DIRECTIONS FOR THIS TASK: Give the count of lines that include the string "настоящему". Add nothing to it.

RECORDS SHOWN:

<<<<

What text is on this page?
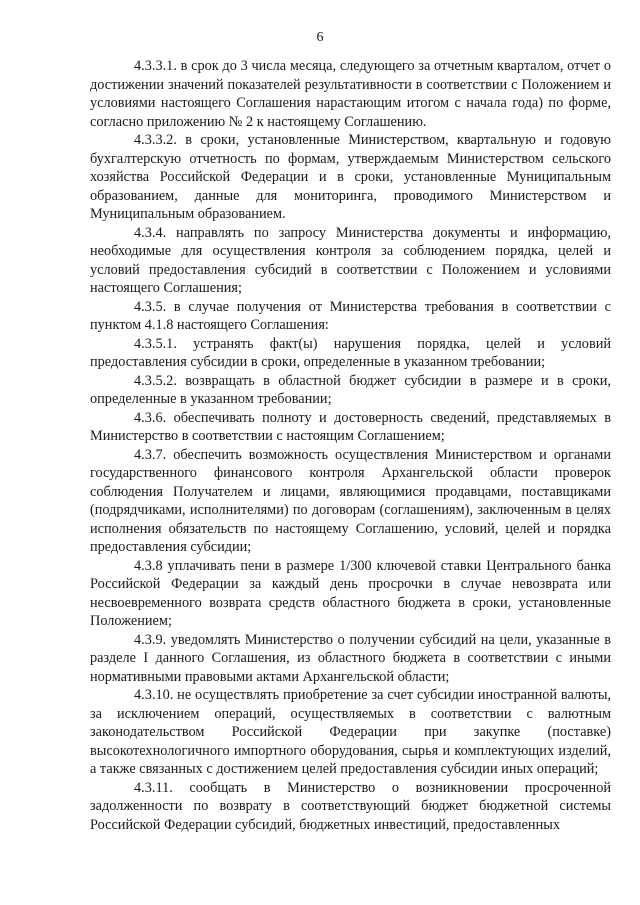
6

4.3.3.1. в срок до 3 числа месяца, следующего за отчетным кварталом, отчет о достижении значений показателей результативности в соответствии с Положением и условиями настоящего Соглашения нарастающим итогом с начала года) по форме, согласно приложению № 2 к настоящему Соглашению.

4.3.3.2. в сроки, установленные Министерством, квартальную и годовую бухгалтерскую отчетность по формам, утверждаемым Министерством сельского хозяйства Российской Федерации и в сроки, установленные Муниципальным образованием, данные для мониторинга, проводимого Министерством и Муниципальным образованием.

4.3.4. направлять по запросу Министерства документы и информацию, необходимые для осуществления контроля за соблюдением порядка, целей и условий предоставления субсидий в соответствии с Положением и условиями настоящего Соглашения;

4.3.5. в случае получения от Министерства требования в соответствии с пунктом 4.1.8 настоящего Соглашения:

4.3.5.1. устранять факт(ы) нарушения порядка, целей и условий предоставления субсидии в сроки, определенные в указанном требовании;

4.3.5.2. возвращать в областной бюджет субсидии в размере и в сроки, определенные в указанном требовании;

4.3.6. обеспечивать полноту и достоверность сведений, представляемых в Министерство в соответствии с настоящим Соглашением;

4.3.7. обеспечить возможность осуществления Министерством и органами государственного финансового контроля Архангельской области проверок соблюдения Получателем и лицами, являющимися продавцами, поставщиками (подрядчиками, исполнителями) по договорам (соглашениям), заключенным в целях исполнения обязательств по настоящему Соглашению, условий, целей и порядка предоставления субсидии;

4.3.8 уплачивать пени в размере 1/300 ключевой ставки Центрального банка Российской Федерации за каждый день просрочки в случае невозврата или несвоевременного возврата средств областного бюджета в сроки, установленные Положением;

4.3.9. уведомлять Министерство о получении субсидий на цели, указанные в разделе I данного Соглашения, из областного бюджета в соответствии с иными нормативными правовыми актами Архангельской области;

4.3.10. не осуществлять приобретение за счет субсидии иностранной валюты, за исключением операций, осуществляемых в соответствии с валютным законодательством Российской Федерации при закупке (поставке) высокотехнологичного импортного оборудования, сырья и комплектующих изделий, а также связанных с достижением целей предоставления субсидии иных операций;

4.3.11. сообщать в Министерство о возникновении просроченной задолженности по возврату в соответствующий бюджет бюджетной системы Российской Федерации субсидий, бюджетных инвестиций, предоставленных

>>>>

WRITTEN REPLY: 2